Extracted records:
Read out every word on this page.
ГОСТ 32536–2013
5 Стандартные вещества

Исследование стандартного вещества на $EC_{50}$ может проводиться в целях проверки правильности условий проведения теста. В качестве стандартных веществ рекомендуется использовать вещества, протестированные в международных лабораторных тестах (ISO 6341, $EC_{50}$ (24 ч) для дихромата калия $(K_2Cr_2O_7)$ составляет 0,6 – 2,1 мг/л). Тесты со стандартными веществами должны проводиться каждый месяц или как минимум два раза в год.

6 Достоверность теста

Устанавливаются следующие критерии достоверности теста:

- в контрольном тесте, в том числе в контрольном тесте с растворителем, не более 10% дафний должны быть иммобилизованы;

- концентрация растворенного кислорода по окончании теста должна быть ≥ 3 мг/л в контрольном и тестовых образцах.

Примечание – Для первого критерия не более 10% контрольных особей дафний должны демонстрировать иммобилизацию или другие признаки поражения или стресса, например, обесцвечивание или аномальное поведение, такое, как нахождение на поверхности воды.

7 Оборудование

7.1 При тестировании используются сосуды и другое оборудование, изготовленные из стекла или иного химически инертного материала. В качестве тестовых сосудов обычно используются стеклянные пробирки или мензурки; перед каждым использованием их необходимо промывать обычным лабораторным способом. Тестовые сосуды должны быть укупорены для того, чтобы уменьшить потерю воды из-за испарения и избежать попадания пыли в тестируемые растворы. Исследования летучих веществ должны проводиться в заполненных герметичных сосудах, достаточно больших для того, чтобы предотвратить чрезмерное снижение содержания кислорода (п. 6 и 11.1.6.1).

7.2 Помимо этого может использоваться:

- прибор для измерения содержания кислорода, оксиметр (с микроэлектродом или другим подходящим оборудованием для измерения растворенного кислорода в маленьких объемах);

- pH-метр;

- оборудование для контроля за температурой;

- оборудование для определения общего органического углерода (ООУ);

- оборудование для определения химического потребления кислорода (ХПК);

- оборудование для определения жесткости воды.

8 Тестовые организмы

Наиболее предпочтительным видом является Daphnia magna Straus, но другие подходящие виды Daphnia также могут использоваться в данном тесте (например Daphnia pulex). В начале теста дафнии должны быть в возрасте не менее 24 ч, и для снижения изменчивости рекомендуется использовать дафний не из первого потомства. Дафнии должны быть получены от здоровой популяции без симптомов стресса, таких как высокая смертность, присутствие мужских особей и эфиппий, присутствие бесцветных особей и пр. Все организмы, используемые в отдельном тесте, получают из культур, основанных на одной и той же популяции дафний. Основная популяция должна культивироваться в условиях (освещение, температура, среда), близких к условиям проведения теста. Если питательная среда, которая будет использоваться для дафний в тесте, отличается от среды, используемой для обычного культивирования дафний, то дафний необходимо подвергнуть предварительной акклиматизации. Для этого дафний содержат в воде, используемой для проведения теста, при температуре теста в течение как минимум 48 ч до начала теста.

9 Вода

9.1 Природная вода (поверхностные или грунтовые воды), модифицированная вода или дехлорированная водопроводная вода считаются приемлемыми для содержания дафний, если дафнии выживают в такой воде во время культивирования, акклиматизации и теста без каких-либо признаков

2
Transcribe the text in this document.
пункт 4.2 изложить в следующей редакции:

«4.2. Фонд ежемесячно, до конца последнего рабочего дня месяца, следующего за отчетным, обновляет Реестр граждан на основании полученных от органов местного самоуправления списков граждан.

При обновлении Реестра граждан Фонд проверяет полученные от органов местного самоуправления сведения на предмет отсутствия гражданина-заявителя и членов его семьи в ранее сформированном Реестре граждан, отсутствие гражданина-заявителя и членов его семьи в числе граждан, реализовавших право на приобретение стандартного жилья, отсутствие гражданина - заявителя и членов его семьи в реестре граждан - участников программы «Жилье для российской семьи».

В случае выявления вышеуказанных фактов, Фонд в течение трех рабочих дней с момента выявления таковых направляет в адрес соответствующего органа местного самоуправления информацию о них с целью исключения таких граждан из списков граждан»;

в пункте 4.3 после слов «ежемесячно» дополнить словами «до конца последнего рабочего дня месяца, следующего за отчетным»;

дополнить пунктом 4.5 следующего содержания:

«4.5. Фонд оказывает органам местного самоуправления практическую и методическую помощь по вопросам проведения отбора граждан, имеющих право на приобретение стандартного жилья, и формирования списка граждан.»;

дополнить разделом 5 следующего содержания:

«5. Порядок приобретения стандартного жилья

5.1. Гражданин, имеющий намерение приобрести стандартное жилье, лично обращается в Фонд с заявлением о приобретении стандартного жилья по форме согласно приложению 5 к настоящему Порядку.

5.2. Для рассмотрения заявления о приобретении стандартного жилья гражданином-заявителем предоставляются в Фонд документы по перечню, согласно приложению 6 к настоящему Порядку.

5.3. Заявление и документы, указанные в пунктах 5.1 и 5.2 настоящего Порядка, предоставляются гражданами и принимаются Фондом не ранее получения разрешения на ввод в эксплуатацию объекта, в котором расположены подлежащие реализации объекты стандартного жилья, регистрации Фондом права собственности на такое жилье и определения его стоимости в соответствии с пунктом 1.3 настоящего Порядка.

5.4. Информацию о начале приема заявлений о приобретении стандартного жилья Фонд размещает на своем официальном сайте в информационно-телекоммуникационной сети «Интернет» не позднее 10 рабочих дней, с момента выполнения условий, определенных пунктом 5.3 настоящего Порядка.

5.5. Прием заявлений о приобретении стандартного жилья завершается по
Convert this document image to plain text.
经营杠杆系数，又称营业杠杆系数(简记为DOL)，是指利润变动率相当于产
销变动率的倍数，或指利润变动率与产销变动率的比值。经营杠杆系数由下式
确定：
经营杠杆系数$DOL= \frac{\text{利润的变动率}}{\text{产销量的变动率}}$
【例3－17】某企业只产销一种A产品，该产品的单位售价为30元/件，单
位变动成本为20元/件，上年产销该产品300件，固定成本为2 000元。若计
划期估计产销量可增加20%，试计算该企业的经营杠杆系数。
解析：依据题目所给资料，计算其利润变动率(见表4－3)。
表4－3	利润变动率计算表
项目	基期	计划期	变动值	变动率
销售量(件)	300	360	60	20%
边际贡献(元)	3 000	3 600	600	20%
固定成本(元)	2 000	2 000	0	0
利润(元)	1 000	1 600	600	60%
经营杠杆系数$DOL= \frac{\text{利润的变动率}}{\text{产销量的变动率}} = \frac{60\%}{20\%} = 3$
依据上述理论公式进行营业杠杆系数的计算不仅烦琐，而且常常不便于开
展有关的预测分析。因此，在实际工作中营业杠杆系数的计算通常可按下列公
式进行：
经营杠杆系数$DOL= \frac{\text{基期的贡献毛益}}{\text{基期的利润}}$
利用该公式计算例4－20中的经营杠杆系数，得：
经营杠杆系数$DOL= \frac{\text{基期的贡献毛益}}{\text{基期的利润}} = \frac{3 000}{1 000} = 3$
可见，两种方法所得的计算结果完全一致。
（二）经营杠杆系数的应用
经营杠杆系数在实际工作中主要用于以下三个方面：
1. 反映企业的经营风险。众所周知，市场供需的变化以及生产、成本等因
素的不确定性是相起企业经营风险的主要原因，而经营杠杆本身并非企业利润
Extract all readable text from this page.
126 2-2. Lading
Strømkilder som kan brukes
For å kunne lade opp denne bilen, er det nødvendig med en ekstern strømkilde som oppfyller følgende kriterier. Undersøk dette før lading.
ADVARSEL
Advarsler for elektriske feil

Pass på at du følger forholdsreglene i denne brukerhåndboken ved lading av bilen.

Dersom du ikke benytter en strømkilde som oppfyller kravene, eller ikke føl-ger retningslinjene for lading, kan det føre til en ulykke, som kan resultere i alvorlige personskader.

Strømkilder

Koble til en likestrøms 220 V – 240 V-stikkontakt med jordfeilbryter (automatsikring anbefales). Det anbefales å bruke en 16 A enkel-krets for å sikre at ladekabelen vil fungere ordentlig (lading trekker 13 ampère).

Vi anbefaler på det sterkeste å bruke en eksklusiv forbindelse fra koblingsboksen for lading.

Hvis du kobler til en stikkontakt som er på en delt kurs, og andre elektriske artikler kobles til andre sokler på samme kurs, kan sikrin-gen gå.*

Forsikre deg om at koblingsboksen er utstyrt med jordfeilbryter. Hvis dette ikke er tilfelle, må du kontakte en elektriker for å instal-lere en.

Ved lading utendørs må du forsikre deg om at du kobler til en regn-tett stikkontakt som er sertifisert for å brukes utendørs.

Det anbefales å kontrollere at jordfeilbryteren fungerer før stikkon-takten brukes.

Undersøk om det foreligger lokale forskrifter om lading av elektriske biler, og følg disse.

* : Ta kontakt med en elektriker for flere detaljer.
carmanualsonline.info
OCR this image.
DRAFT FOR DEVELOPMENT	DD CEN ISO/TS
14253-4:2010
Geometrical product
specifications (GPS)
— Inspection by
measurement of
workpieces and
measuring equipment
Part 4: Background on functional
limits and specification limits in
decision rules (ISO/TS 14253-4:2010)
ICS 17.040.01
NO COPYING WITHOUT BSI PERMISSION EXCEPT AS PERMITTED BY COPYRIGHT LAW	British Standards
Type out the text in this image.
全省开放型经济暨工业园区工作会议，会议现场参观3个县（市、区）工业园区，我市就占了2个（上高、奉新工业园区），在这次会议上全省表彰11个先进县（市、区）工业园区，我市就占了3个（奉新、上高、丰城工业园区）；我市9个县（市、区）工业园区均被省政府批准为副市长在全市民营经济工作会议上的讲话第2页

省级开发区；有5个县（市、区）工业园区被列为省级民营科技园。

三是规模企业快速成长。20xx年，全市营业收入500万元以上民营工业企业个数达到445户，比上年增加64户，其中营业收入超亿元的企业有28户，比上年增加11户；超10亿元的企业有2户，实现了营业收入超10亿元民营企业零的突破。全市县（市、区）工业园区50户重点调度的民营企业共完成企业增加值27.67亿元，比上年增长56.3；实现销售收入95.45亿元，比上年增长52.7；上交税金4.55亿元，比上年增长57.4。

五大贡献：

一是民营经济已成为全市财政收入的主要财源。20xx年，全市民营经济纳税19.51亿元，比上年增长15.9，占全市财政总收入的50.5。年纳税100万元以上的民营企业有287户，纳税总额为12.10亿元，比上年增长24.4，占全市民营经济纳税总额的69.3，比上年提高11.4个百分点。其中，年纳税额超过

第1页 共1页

• Task to carry out:
Count every line of the records that holds "стресса". State the number, nothing else.

• Solution:
2